[Region annotation records]
———

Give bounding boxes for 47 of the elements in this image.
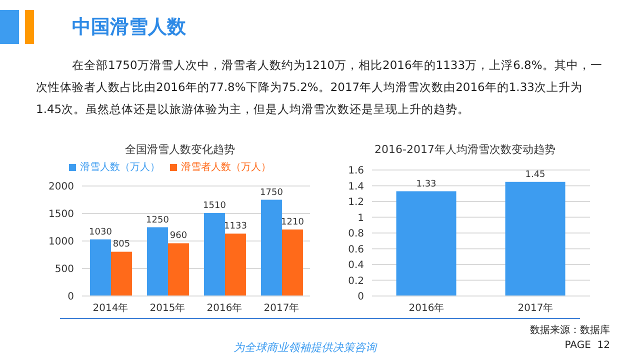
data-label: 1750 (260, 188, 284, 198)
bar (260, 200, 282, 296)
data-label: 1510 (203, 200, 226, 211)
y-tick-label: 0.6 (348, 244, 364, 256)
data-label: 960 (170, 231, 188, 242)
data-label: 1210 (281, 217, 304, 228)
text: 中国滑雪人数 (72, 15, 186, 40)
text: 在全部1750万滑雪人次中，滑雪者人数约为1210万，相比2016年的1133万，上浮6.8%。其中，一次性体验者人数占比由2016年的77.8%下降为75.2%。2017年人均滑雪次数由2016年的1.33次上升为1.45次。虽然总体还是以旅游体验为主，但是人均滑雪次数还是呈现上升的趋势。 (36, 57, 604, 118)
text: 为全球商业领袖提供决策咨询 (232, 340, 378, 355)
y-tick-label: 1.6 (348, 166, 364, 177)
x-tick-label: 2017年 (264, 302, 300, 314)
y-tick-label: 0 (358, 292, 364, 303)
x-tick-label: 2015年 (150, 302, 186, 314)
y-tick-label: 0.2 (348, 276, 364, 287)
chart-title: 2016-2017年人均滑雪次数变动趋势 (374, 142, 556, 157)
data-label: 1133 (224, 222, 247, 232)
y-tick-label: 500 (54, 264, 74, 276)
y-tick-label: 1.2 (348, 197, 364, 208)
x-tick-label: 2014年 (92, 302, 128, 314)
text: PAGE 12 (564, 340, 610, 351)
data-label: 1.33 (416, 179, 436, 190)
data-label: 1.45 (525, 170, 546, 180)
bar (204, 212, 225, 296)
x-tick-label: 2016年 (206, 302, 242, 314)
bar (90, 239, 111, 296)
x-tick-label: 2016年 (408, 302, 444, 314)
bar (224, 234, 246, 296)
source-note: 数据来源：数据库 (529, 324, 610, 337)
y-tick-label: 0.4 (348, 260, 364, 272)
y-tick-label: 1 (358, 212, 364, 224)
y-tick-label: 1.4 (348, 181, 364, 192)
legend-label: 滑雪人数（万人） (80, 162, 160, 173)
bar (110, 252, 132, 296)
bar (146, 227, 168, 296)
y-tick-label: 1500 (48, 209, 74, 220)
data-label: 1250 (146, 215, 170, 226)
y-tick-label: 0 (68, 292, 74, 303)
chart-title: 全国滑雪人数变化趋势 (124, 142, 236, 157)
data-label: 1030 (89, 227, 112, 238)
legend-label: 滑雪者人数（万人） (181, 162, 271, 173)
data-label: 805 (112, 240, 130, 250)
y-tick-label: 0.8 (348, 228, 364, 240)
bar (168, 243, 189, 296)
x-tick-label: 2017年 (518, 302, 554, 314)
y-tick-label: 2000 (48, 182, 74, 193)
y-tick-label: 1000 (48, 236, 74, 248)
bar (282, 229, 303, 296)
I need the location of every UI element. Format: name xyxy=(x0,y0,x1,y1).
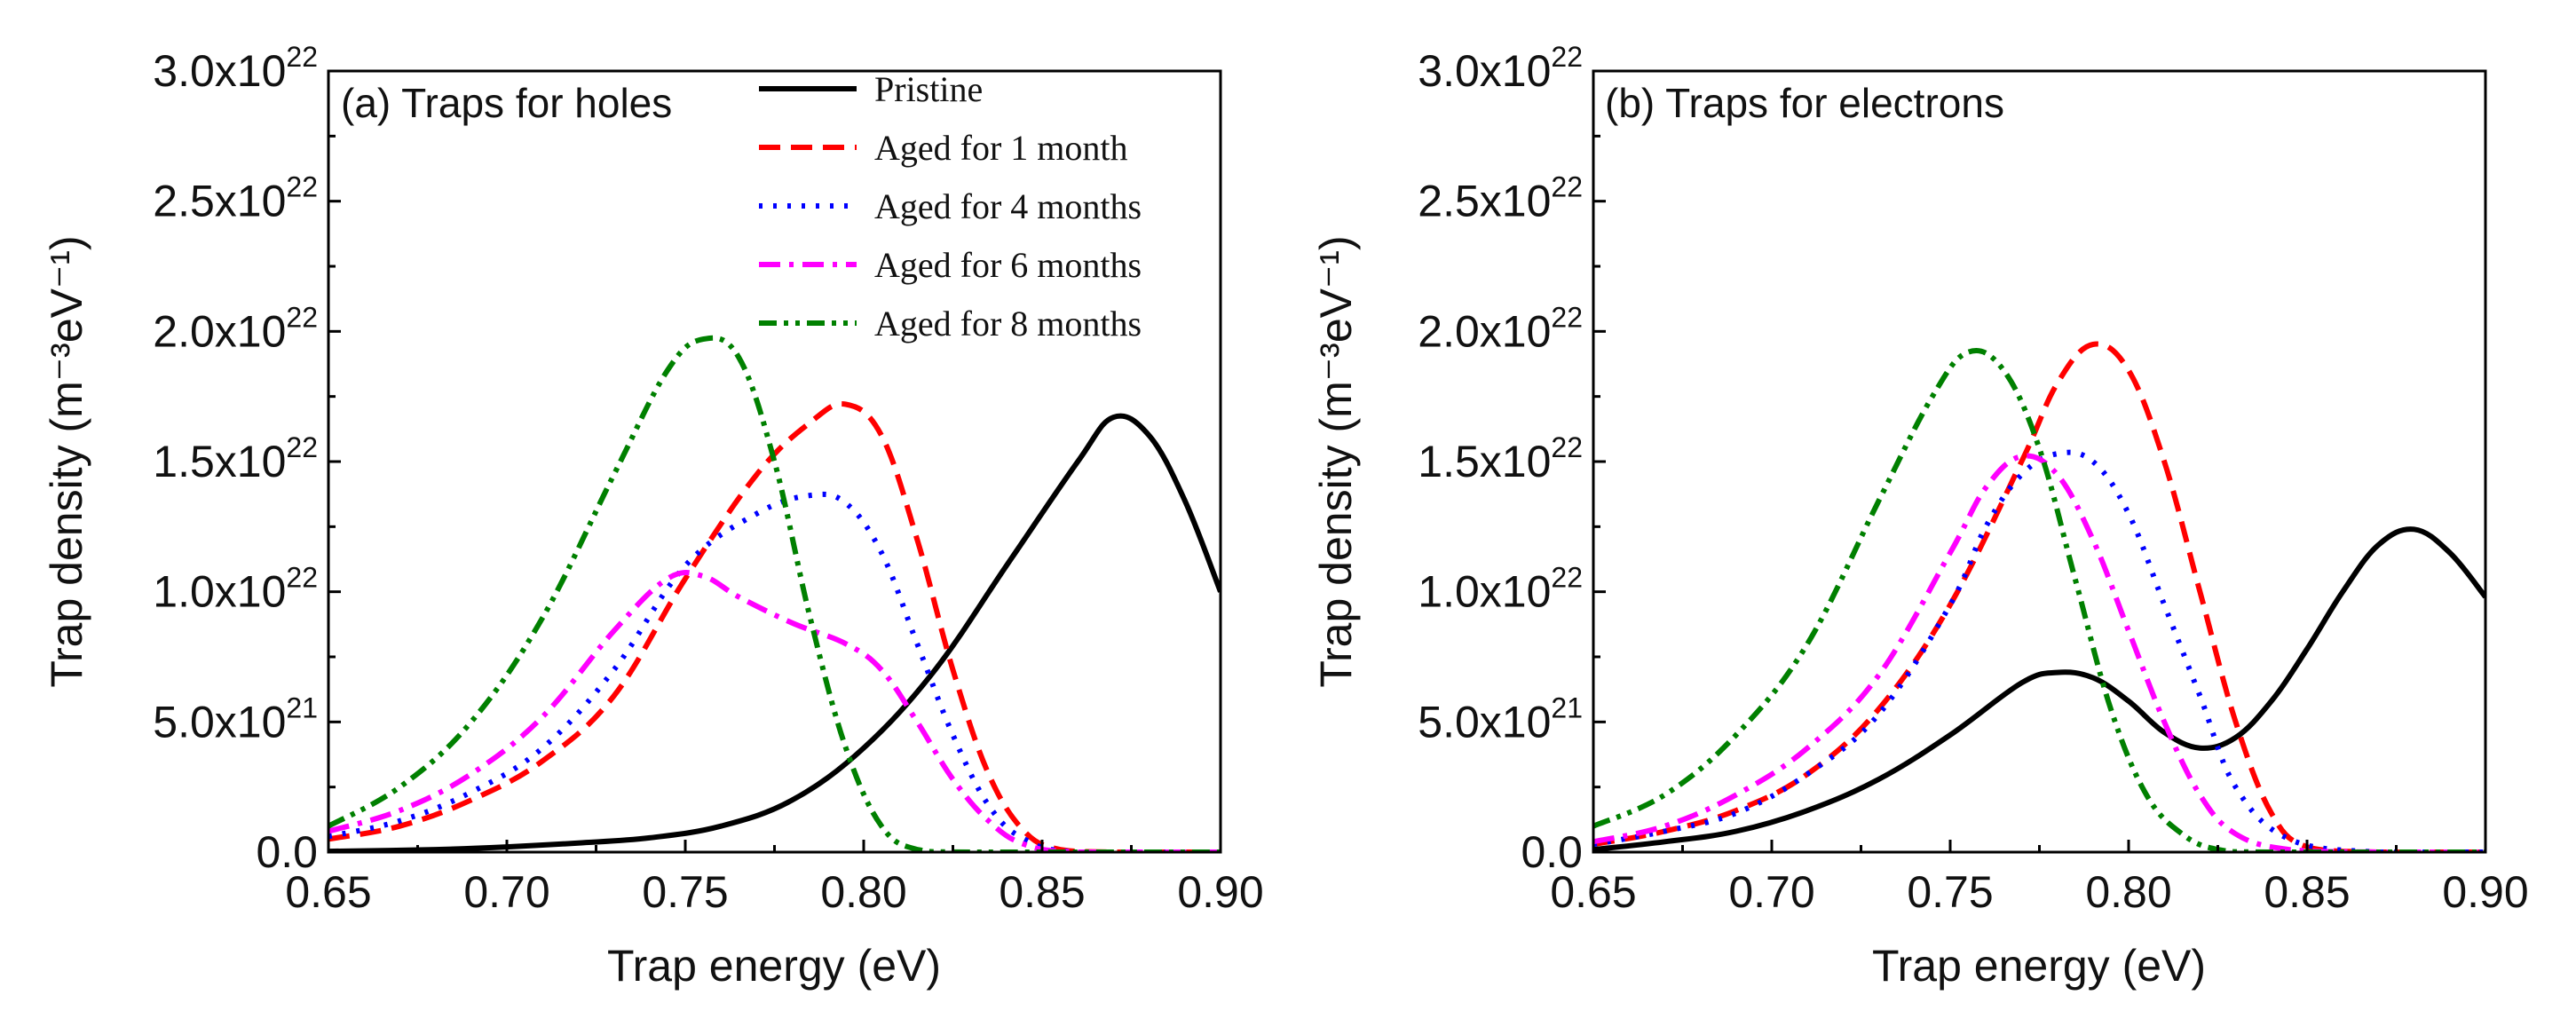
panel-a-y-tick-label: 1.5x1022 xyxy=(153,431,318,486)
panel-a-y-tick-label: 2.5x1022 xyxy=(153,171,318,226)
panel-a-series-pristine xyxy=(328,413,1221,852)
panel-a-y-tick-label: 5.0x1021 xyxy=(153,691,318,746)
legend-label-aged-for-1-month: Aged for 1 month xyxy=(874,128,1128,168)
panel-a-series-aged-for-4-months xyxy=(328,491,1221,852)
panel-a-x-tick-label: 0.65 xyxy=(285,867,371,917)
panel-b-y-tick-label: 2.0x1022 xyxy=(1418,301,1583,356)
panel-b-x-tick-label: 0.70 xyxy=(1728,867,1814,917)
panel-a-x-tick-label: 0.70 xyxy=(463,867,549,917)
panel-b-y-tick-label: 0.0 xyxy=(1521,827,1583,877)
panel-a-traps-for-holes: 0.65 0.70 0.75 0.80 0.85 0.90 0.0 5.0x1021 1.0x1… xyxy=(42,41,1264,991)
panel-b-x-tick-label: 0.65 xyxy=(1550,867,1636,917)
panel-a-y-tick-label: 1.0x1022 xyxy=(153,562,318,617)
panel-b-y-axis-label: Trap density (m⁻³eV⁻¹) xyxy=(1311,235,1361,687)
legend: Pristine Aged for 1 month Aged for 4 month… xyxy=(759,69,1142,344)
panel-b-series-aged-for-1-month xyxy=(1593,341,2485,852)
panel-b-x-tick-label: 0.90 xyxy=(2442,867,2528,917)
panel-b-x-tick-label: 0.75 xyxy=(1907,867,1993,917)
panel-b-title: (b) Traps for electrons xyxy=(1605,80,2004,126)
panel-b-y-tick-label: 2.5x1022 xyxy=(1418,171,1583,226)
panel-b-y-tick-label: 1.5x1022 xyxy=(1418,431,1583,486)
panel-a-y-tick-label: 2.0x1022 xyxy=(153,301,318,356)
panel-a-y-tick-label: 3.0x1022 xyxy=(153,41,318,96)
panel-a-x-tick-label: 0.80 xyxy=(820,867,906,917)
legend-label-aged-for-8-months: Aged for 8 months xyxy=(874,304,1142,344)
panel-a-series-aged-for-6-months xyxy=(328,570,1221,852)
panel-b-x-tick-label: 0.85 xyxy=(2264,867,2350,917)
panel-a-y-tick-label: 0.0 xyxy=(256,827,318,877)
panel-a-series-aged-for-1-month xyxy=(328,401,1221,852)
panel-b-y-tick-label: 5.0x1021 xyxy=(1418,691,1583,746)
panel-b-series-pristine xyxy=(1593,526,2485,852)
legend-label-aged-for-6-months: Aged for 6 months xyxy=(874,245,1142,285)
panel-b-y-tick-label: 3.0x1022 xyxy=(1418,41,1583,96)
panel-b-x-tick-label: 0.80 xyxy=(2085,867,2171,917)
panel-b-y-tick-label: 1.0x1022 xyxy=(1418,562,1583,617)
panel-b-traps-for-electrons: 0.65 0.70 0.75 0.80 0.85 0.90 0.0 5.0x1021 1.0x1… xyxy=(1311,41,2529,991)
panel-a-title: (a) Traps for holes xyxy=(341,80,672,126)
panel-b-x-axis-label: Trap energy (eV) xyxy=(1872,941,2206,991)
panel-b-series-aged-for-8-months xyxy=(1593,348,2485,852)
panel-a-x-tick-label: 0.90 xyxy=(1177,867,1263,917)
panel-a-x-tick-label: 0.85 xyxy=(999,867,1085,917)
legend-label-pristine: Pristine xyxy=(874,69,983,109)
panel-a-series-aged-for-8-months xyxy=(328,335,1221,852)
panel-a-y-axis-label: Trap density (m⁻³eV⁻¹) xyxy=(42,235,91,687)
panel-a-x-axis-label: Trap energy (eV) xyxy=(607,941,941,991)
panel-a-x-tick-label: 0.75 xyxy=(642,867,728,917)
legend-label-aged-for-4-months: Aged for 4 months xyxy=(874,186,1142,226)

———

> Written problem:
Convert every line of the records above into a JSON list of strings, with one string per line and no entries for blank lines. Leave the picture lines out of the list.

> The output:
[
  "Give bounding boxes for 47 of the elements in this image.",
  "data-label: 1750 (260, 188, 284, 198)",
  "bar (260, 200, 282, 296)",
  "data-label: 1510 (203, 200, 226, 211)",
  "y-tick-label: 0.6 (348, 244, 364, 256)",
  "data-label: 960 (170, 231, 188, 242)",
  "data-label: 1210 (281, 217, 304, 228)",
  "text: 中国滑雪人数 (72, 15, 186, 40)",
  "text: 在全部1750万滑雪人次中，滑雪者人数约为1210万，相比2016年的1133万，上浮6.8%。其中，一次性体验者人数占比由2016年的77.8%下降为75.2%。2017年人均滑雪次数由2016年的1.33次上升为1.45次。虽然总体还是以旅游体验为主，但是人均滑雪次数还是呈现上升的趋势。 (36, 57, 604, 118)",
  "text: 为全球商业领袖提供决策咨询 (232, 340, 378, 355)",
  "y-tick-label: 1.6 (348, 166, 364, 177)",
  "x-tick-label: 2017年 (264, 302, 300, 314)",
  "y-tick-label: 0 (358, 292, 364, 303)",
  "x-tick-label: 2015年 (150, 302, 186, 314)",
  "y-tick-label: 0.2 (348, 276, 364, 287)",
  "chart-title: 2016-2017年人均滑雪次数变动趋势 (374, 142, 556, 157)",
  "data-label: 1133 (224, 222, 247, 232)",
  "y-tick-label: 500 (54, 264, 74, 276)",
  "y-tick-label: 1.2 (348, 197, 364, 208)",
  "x-tick-label: 2014年 (92, 302, 128, 314)",
  "text: PAGE 12 (564, 340, 610, 351)",
  "data-label: 1.33 (416, 179, 436, 190)",
  "data-label: 1.45 (525, 170, 546, 180)",
  "bar (204, 212, 225, 296)",
  "x-tick-label: 2016年 (206, 302, 242, 314)",
  "bar (90, 239, 111, 296)",
  "x-tick-label: 2016年 (408, 302, 444, 314)",
  "bar (224, 234, 246, 296)",
  "source-note: 数据来源：数据库 (529, 324, 610, 337)",
  "y-tick-label: 0.4 (348, 260, 364, 272)",
  "y-tick-label: 1 (358, 212, 364, 224)",
  "y-tick-label: 1.4 (348, 181, 364, 192)",
  "legend-label: 滑雪人数（万人） (80, 162, 160, 173)",
  "bar (110, 252, 132, 296)",
  "bar (146, 227, 168, 296)",
  "y-tick-label: 1500 (48, 209, 74, 220)",
  "data-label: 1250 (146, 215, 170, 226)",
  "y-tick-label: 0 (68, 292, 74, 303)",
  "chart-title: 全国滑雪人数变化趋势 (124, 142, 236, 157)",
  "data-label: 1030 (89, 227, 112, 238)",
  "legend-label: 滑雪者人数（万人） (181, 162, 271, 173)",
  "data-label: 805 (112, 240, 130, 250)",
  "y-tick-label: 0.8 (348, 228, 364, 240)",
  "bar (168, 243, 189, 296)",
  "x-tick-label: 2017年 (518, 302, 554, 314)",
  "y-tick-label: 2000 (48, 182, 74, 193)",
  "y-tick-label: 1000 (48, 236, 74, 248)",
  "bar (282, 229, 303, 296)",
  "I need the location of every UI element. Format: name xyxy=(x0,y0,x1,y1).",
  "panel-a-y-tick-label: 1.5x1022 xyxy=(153,431,318,486)",
  "panel-a-y-tick-label: 2.5x1022 xyxy=(153,171,318,226)",
  "panel-a-series-pristine xyxy=(328,413,1221,852)",
  "panel-a-y-tick-label: 5.0x1021 xyxy=(153,691,318,746)",
  "legend-label-aged-for-1-month: Aged for 1 month xyxy=(874,128,1128,168)",
  "panel-a-series-aged-for-4-months xyxy=(328,491,1221,852)",
  "panel-a-x-tick-label: 0.65 xyxy=(285,867,371,917)",
  "panel-b-y-tick-label: 2.0x1022 xyxy=(1418,301,1583,356)",
  "panel-b-x-tick-label: 0.70 xyxy=(1728,867,1814,917)",
  "panel-a-x-tick-label: 0.70 xyxy=(463,867,549,917)",
  "panel-b-y-tick-label: 0.0 xyxy=(1521,827,1583,877)",
  "panel-a-traps-for-holes: 0.65 0.70 0.75 0.80 0.85 0.90 0.0 5.0x1021 1.0x1… xyxy=(42,41,1264,991)",
  "panel-b-x-tick-label: 0.65 xyxy=(1550,867,1636,917)",
  "panel-a-y-tick-label: 1.0x1022 xyxy=(153,562,318,617)",
  "panel-b-y-axis-label: Trap density (m⁻³eV⁻¹) xyxy=(1311,235,1361,687)",
  "legend: Pristine Aged for 1 month Aged for 4 month… xyxy=(759,69,1142,344)",
  "panel-b-series-aged-for-1-month xyxy=(1593,341,2485,852)",
  "panel-b-x-tick-label: 0.90 xyxy=(2442,867,2528,917)",
  "panel-b-x-tick-label: 0.75 xyxy=(1907,867,1993,917)",
  "panel-b-title: (b) Traps for electrons xyxy=(1605,80,2004,126)",
  "panel-b-y-tick-label: 2.5x1022 xyxy=(1418,171,1583,226)",
  "panel-b-y-tick-label: 1.5x1022 xyxy=(1418,431,1583,486)",
  "panel-a-y-tick-label: 2.0x1022 xyxy=(153,301,318,356)",
  "panel-a-y-tick-label: 3.0x1022 xyxy=(153,41,318,96)",
  "panel-a-x-tick-label: 0.80 xyxy=(820,867,906,917)",
  "legend-label-aged-for-8-months: Aged for 8 months xyxy=(874,304,1142,344)",
  "panel-a-series-aged-for-6-months xyxy=(328,570,1221,852)",
  "panel-b-x-tick-label: 0.85 xyxy=(2264,867,2350,917)",
  "panel-a-y-tick-label: 0.0 xyxy=(256,827,318,877)",
  "panel-a-series-aged-for-1-month xyxy=(328,401,1221,852)",
  "panel-b-y-tick-label: 5.0x1021 xyxy=(1418,691,1583,746)",
  "panel-b-series-pristine xyxy=(1593,526,2485,852)",
  "legend-label-aged-for-6-months: Aged for 6 months xyxy=(874,245,1142,285)",
  "panel-b-y-tick-label: 3.0x1022 xyxy=(1418,41,1583,96)",
  "panel-b-x-tick-label: 0.80 xyxy=(2085,867,2171,917)",
  "panel-b-y-tick-label: 1.0x1022 xyxy=(1418,562,1583,617)",
  "panel-b-traps-for-electrons: 0.65 0.70 0.75 0.80 0.85 0.90 0.0 5.0x1021 1.0x1… xyxy=(1311,41,2529,991)",
  "panel-a-title: (a) Traps for holes xyxy=(341,80,672,126)",
  "panel-b-x-axis-label: Trap energy (eV) xyxy=(1872,941,2206,991)",
  "panel-b-series-aged-for-8-months xyxy=(1593,348,2485,852)",
  "panel-a-x-tick-label: 0.90 xyxy=(1177,867,1263,917)",
  "panel-a-x-tick-label: 0.85 xyxy=(999,867,1085,917)",
  "legend-label-pristine: Pristine xyxy=(874,69,983,109)",
  "panel-a-series-aged-for-8-months xyxy=(328,335,1221,852)",
  "panel-a-y-axis-label: Trap density (m⁻³eV⁻¹) xyxy=(42,235,91,687)",
  "panel-a-x-axis-label: Trap energy (eV) xyxy=(607,941,941,991)",
  "panel-a-x-tick-label: 0.75 xyxy=(642,867,728,917)",
  "legend-label-aged-for-4-months: Aged for 4 months xyxy=(874,186,1142,226)"
]